Record excerpts:
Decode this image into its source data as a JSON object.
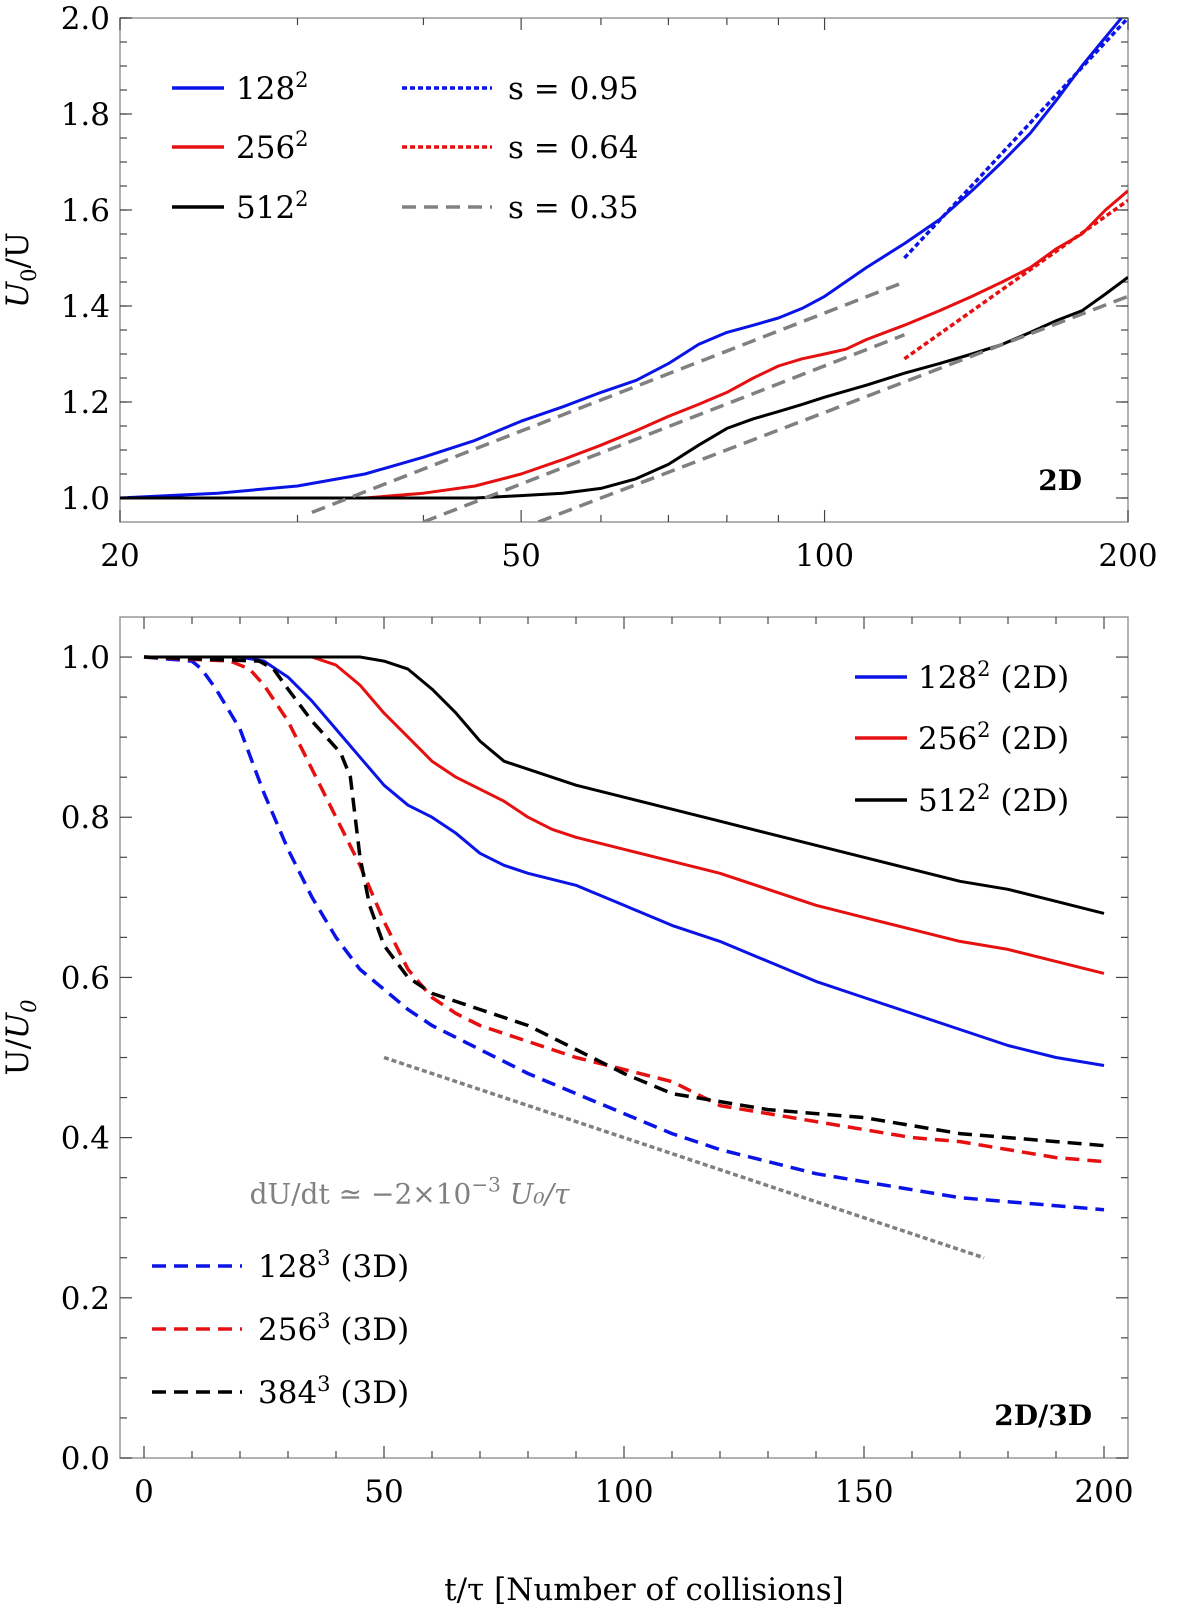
{
  "colors": {
    "blue": "#0a14e6",
    "red": "#e61010",
    "black": "#000000",
    "gray": "#808080",
    "frame": "#999999"
  },
  "chart_data": [
    {
      "type": "line",
      "panel_tag": "2D",
      "xscale": "log",
      "xlim": [
        20,
        200
      ],
      "ylim": [
        0.95,
        2.0
      ],
      "xticks": [
        20,
        50,
        100,
        200
      ],
      "xtick_labels": [
        "20",
        "50",
        "100",
        "200"
      ],
      "yticks": [
        1.0,
        1.2,
        1.4,
        1.6,
        1.8,
        2.0
      ],
      "ytick_labels": [
        "1.0",
        "1.2",
        "1.4",
        "1.6",
        "1.8",
        "2.0"
      ],
      "xlabel": "",
      "ylabel": {
        "base": "U",
        "sub": "0",
        "rest": "/U"
      },
      "grid": false,
      "legend": {
        "position": "top-left",
        "entries": [
          {
            "series": "128^2",
            "base": "128",
            "sup": "2"
          },
          {
            "series": "256^2",
            "base": "256",
            "sup": "2"
          },
          {
            "series": "512^2",
            "base": "512",
            "sup": "2"
          },
          {
            "series": "s = 0.95",
            "text": "s = 0.95"
          },
          {
            "series": "s = 0.64",
            "text": "s = 0.64"
          },
          {
            "series": "s = 0.35",
            "text": "s = 0.35"
          }
        ]
      },
      "series": [
        {
          "name": "128^2",
          "color": "#0a14e6",
          "style": "solid",
          "x": [
            20,
            25,
            30,
            35,
            40,
            45,
            50,
            55,
            60,
            65,
            70,
            75,
            80,
            85,
            90,
            95,
            100,
            110,
            120,
            130,
            140,
            150,
            160,
            170,
            180,
            190,
            197
          ],
          "y": [
            1.0,
            1.01,
            1.025,
            1.05,
            1.085,
            1.12,
            1.16,
            1.19,
            1.22,
            1.245,
            1.28,
            1.32,
            1.345,
            1.36,
            1.375,
            1.395,
            1.42,
            1.48,
            1.53,
            1.58,
            1.64,
            1.7,
            1.76,
            1.83,
            1.9,
            1.96,
            2.0
          ]
        },
        {
          "name": "256^2",
          "color": "#e61010",
          "style": "solid",
          "x": [
            20,
            30,
            35,
            40,
            45,
            50,
            55,
            60,
            65,
            70,
            75,
            80,
            85,
            90,
            95,
            100,
            105,
            110,
            120,
            130,
            140,
            150,
            160,
            170,
            180,
            190,
            200
          ],
          "y": [
            1.0,
            1.0,
            1.0,
            1.01,
            1.025,
            1.05,
            1.08,
            1.11,
            1.14,
            1.17,
            1.195,
            1.22,
            1.25,
            1.275,
            1.29,
            1.3,
            1.31,
            1.33,
            1.36,
            1.39,
            1.42,
            1.45,
            1.48,
            1.52,
            1.55,
            1.6,
            1.64
          ]
        },
        {
          "name": "512^2",
          "color": "#000000",
          "style": "solid",
          "x": [
            20,
            40,
            45,
            50,
            55,
            60,
            65,
            70,
            75,
            80,
            85,
            90,
            95,
            100,
            110,
            120,
            130,
            140,
            150,
            160,
            170,
            180,
            190,
            200
          ],
          "y": [
            1.0,
            1.0,
            1.0,
            1.005,
            1.01,
            1.02,
            1.04,
            1.07,
            1.11,
            1.145,
            1.165,
            1.18,
            1.195,
            1.21,
            1.235,
            1.26,
            1.28,
            1.3,
            1.32,
            1.345,
            1.37,
            1.39,
            1.425,
            1.46
          ]
        },
        {
          "name": "s = 0.95",
          "color": "#0a14e6",
          "style": "dotted",
          "x": [
            120,
            200
          ],
          "y": [
            1.5,
            2.0
          ]
        },
        {
          "name": "s = 0.64",
          "color": "#e61010",
          "style": "dotted",
          "x": [
            120,
            200
          ],
          "y": [
            1.29,
            1.62
          ]
        },
        {
          "name": "s = 0.35",
          "color": "#808080",
          "style": "dashed",
          "x": [
            31,
            120
          ],
          "y": [
            0.97,
            1.45
          ]
        },
        {
          "name": "s = 0.35",
          "color": "#808080",
          "style": "dashed",
          "x": [
            40,
            120
          ],
          "y": [
            0.95,
            1.34
          ]
        },
        {
          "name": "s = 0.35",
          "color": "#808080",
          "style": "dashed",
          "x": [
            52,
            200
          ],
          "y": [
            0.95,
            1.42
          ]
        }
      ]
    },
    {
      "type": "line",
      "panel_tag": "2D/3D",
      "xscale": "linear",
      "xlim": [
        -5,
        205
      ],
      "ylim": [
        0.0,
        1.05
      ],
      "xticks": [
        0,
        50,
        100,
        150,
        200
      ],
      "xtick_labels": [
        "0",
        "50",
        "100",
        "150",
        "200"
      ],
      "yticks": [
        0.0,
        0.2,
        0.4,
        0.6,
        0.8,
        1.0
      ],
      "ytick_labels": [
        "0.0",
        "0.2",
        "0.4",
        "0.6",
        "0.8",
        "1.0"
      ],
      "xlabel": "t/τ [Number of collisions]",
      "ylabel": {
        "base": "U/",
        "italic": "U",
        "sub": "0"
      },
      "grid": false,
      "annotation": {
        "text": "dU/dt ≃ −2×10",
        "sup": "−3",
        "tail": " U₀/τ",
        "x": 22,
        "y": 0.33
      },
      "legend_top": {
        "position": "top-right",
        "entries": [
          {
            "series": "128^2 (2D)",
            "base": "128",
            "sup": "2",
            "suffix": " (2D)"
          },
          {
            "series": "256^2 (2D)",
            "base": "256",
            "sup": "2",
            "suffix": " (2D)"
          },
          {
            "series": "512^2 (2D)",
            "base": "512",
            "sup": "2",
            "suffix": " (2D)"
          }
        ]
      },
      "legend_bottom": {
        "position": "bottom-left",
        "entries": [
          {
            "series": "128^3 (3D)",
            "base": "128",
            "sup": "3",
            "suffix": " (3D)"
          },
          {
            "series": "256^3 (3D)",
            "base": "256",
            "sup": "3",
            "suffix": " (3D)"
          },
          {
            "series": "384^3 (3D)",
            "base": "384",
            "sup": "3",
            "suffix": " (3D)"
          }
        ]
      },
      "series": [
        {
          "name": "128^2 (2D)",
          "color": "#0a14e6",
          "style": "solid",
          "x": [
            0,
            20,
            25,
            30,
            35,
            40,
            45,
            50,
            55,
            60,
            65,
            70,
            75,
            80,
            90,
            100,
            110,
            120,
            130,
            140,
            150,
            160,
            170,
            180,
            190,
            200
          ],
          "y": [
            1.0,
            1.0,
            0.995,
            0.975,
            0.945,
            0.91,
            0.875,
            0.84,
            0.815,
            0.8,
            0.78,
            0.755,
            0.74,
            0.73,
            0.715,
            0.69,
            0.665,
            0.645,
            0.62,
            0.595,
            0.575,
            0.555,
            0.535,
            0.515,
            0.5,
            0.49
          ]
        },
        {
          "name": "256^2 (2D)",
          "color": "#e61010",
          "style": "solid",
          "x": [
            0,
            35,
            40,
            45,
            50,
            55,
            60,
            65,
            70,
            75,
            80,
            85,
            90,
            100,
            110,
            120,
            130,
            140,
            150,
            160,
            170,
            180,
            190,
            200
          ],
          "y": [
            1.0,
            1.0,
            0.99,
            0.965,
            0.93,
            0.9,
            0.87,
            0.85,
            0.835,
            0.82,
            0.8,
            0.785,
            0.775,
            0.76,
            0.745,
            0.73,
            0.71,
            0.69,
            0.675,
            0.66,
            0.645,
            0.635,
            0.62,
            0.605
          ]
        },
        {
          "name": "512^2 (2D)",
          "color": "#000000",
          "style": "solid",
          "x": [
            0,
            40,
            45,
            50,
            55,
            60,
            65,
            70,
            75,
            80,
            85,
            90,
            100,
            110,
            120,
            130,
            140,
            150,
            160,
            170,
            180,
            190,
            200
          ],
          "y": [
            1.0,
            1.0,
            1.0,
            0.995,
            0.985,
            0.96,
            0.93,
            0.895,
            0.87,
            0.86,
            0.85,
            0.84,
            0.825,
            0.81,
            0.795,
            0.78,
            0.765,
            0.75,
            0.735,
            0.72,
            0.71,
            0.695,
            0.68
          ]
        },
        {
          "name": "128^3 (3D)",
          "color": "#0a14e6",
          "style": "dashed",
          "x": [
            0,
            10,
            12,
            15,
            20,
            25,
            30,
            35,
            40,
            45,
            50,
            55,
            60,
            70,
            80,
            90,
            100,
            110,
            120,
            130,
            140,
            150,
            160,
            170,
            180,
            190,
            200
          ],
          "y": [
            1.0,
            0.995,
            0.985,
            0.96,
            0.91,
            0.83,
            0.76,
            0.7,
            0.65,
            0.61,
            0.585,
            0.56,
            0.54,
            0.51,
            0.48,
            0.455,
            0.43,
            0.405,
            0.385,
            0.37,
            0.355,
            0.345,
            0.335,
            0.325,
            0.32,
            0.315,
            0.31
          ]
        },
        {
          "name": "256^3 (3D)",
          "color": "#e61010",
          "style": "dashed",
          "x": [
            0,
            18,
            22,
            25,
            30,
            35,
            40,
            45,
            50,
            55,
            60,
            65,
            70,
            80,
            90,
            100,
            110,
            120,
            130,
            140,
            150,
            160,
            170,
            180,
            190,
            200
          ],
          "y": [
            1.0,
            0.995,
            0.985,
            0.965,
            0.92,
            0.86,
            0.8,
            0.74,
            0.67,
            0.61,
            0.575,
            0.555,
            0.54,
            0.52,
            0.5,
            0.485,
            0.47,
            0.44,
            0.43,
            0.42,
            0.41,
            0.4,
            0.395,
            0.385,
            0.375,
            0.37
          ]
        },
        {
          "name": "384^3 (3D)",
          "color": "#000000",
          "style": "dashed",
          "x": [
            0,
            24,
            27,
            30,
            35,
            38,
            41,
            43,
            44,
            45,
            47,
            50,
            55,
            60,
            70,
            80,
            90,
            100,
            110,
            120,
            130,
            140,
            150,
            160,
            170,
            180,
            190,
            200
          ],
          "y": [
            1.0,
            0.995,
            0.985,
            0.96,
            0.92,
            0.9,
            0.88,
            0.85,
            0.8,
            0.75,
            0.69,
            0.64,
            0.6,
            0.58,
            0.56,
            0.54,
            0.51,
            0.48,
            0.455,
            0.445,
            0.435,
            0.43,
            0.425,
            0.415,
            0.405,
            0.4,
            0.395,
            0.39
          ]
        },
        {
          "name": "",
          "color": "#808080",
          "style": "dotted",
          "x": [
            50,
            175
          ],
          "y": [
            0.5,
            0.25
          ]
        }
      ]
    }
  ]
}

Aim of the task: Count every line in the data that contains the word "position", then give that count and nothing else.

Complete answer: 3